#### Written problem:
Set down every entry again word for word, please, but skip the pictures.

#### Input records:
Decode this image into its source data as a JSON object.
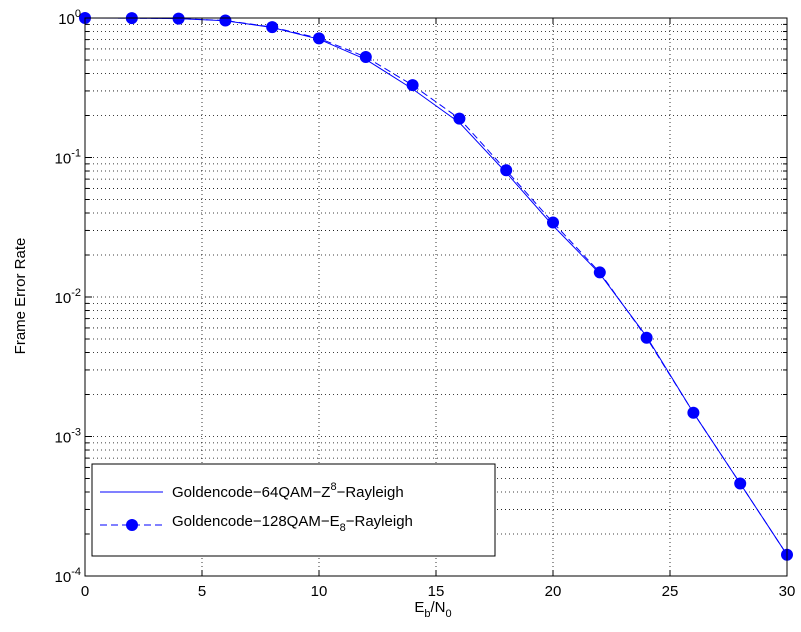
{
  "chart_data": {
    "type": "line",
    "title": "",
    "xlabel": {
      "base": "E",
      "sub1": "b",
      "sep": "/N",
      "sub2": "0"
    },
    "ylabel": "Frame Error Rate",
    "xlim": [
      0,
      30
    ],
    "ylim": [
      0.0001,
      1
    ],
    "yscale": "log",
    "grid": true,
    "legend_position": "bottom-left",
    "x_ticks": [
      "0",
      "5",
      "10",
      "15",
      "20",
      "25",
      "30"
    ],
    "y_ticks": [
      {
        "base": "10",
        "exp": "0"
      },
      {
        "base": "10",
        "exp": "-1"
      },
      {
        "base": "10",
        "exp": "-2"
      },
      {
        "base": "10",
        "exp": "-3"
      },
      {
        "base": "10",
        "exp": "-4"
      }
    ],
    "colors": {
      "series": "#0000ff",
      "grid": "#000000"
    },
    "series": [
      {
        "name": "Goldencode-64QAM-Z8-Rayleigh",
        "legend_parts": {
          "pre": "Goldencode−64QAM−Z",
          "sup": "8",
          "post": "−Rayleigh"
        },
        "style": "solid",
        "marker": "none",
        "x": [
          0,
          2,
          4,
          6,
          8,
          10,
          12,
          14,
          16,
          18,
          20,
          22,
          24,
          26,
          28,
          30
        ],
        "y": [
          0.9999,
          0.998,
          0.99,
          0.955,
          0.855,
          0.705,
          0.505,
          0.31,
          0.178,
          0.078,
          0.0325,
          0.0147,
          0.0052,
          0.00148,
          0.00046,
          0.000142
        ]
      },
      {
        "name": "Goldencode-128QAM-E8-Rayleigh",
        "legend_parts": {
          "pre": "Goldencode−128QAM−E",
          "sub": "8",
          "post": "−Rayleigh"
        },
        "style": "dashed",
        "marker": "circle",
        "x": [
          0,
          2,
          4,
          6,
          8,
          10,
          12,
          14,
          16,
          18,
          20,
          22,
          24,
          26,
          28,
          30
        ],
        "y": [
          0.9999,
          0.998,
          0.99,
          0.96,
          0.86,
          0.715,
          0.525,
          0.33,
          0.19,
          0.081,
          0.0342,
          0.015,
          0.0051,
          0.00148,
          0.00046,
          0.000142
        ]
      }
    ]
  }
}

#### Exercise solution:
Decode this image into its source data as a JSON object.
{
  "chart_data": {
    "type": "line",
    "title": "",
    "xlabel": {
      "base": "E",
      "sub1": "b",
      "sep": "/N",
      "sub2": "0"
    },
    "ylabel": "Frame Error Rate",
    "xlim": [
      0,
      30
    ],
    "ylim": [
      0.0001,
      1
    ],
    "yscale": "log",
    "grid": true,
    "legend_position": "bottom-left",
    "x_ticks": [
      "0",
      "5",
      "10",
      "15",
      "20",
      "25",
      "30"
    ],
    "y_ticks": [
      {
        "base": "10",
        "exp": "0"
      },
      {
        "base": "10",
        "exp": "-1"
      },
      {
        "base": "10",
        "exp": "-2"
      },
      {
        "base": "10",
        "exp": "-3"
      },
      {
        "base": "10",
        "exp": "-4"
      }
    ],
    "colors": {
      "series": "#0000ff",
      "grid": "#000000"
    },
    "series": [
      {
        "name": "Goldencode-64QAM-Z8-Rayleigh",
        "legend_parts": {
          "pre": "Goldencode−64QAM−Z",
          "sup": "8",
          "post": "−Rayleigh"
        },
        "style": "solid",
        "marker": "none",
        "x": [
          0,
          2,
          4,
          6,
          8,
          10,
          12,
          14,
          16,
          18,
          20,
          22,
          24,
          26,
          28,
          30
        ],
        "y": [
          0.9999,
          0.998,
          0.99,
          0.955,
          0.855,
          0.705,
          0.505,
          0.31,
          0.178,
          0.078,
          0.0325,
          0.0147,
          0.0052,
          0.00148,
          0.00046,
          0.000142
        ]
      },
      {
        "name": "Goldencode-128QAM-E8-Rayleigh",
        "legend_parts": {
          "pre": "Goldencode−128QAM−E",
          "sub": "8",
          "post": "−Rayleigh"
        },
        "style": "dashed",
        "marker": "circle",
        "x": [
          0,
          2,
          4,
          6,
          8,
          10,
          12,
          14,
          16,
          18,
          20,
          22,
          24,
          26,
          28,
          30
        ],
        "y": [
          0.9999,
          0.998,
          0.99,
          0.96,
          0.86,
          0.715,
          0.525,
          0.33,
          0.19,
          0.081,
          0.0342,
          0.015,
          0.0051,
          0.00148,
          0.00046,
          0.000142
        ]
      }
    ]
  }
}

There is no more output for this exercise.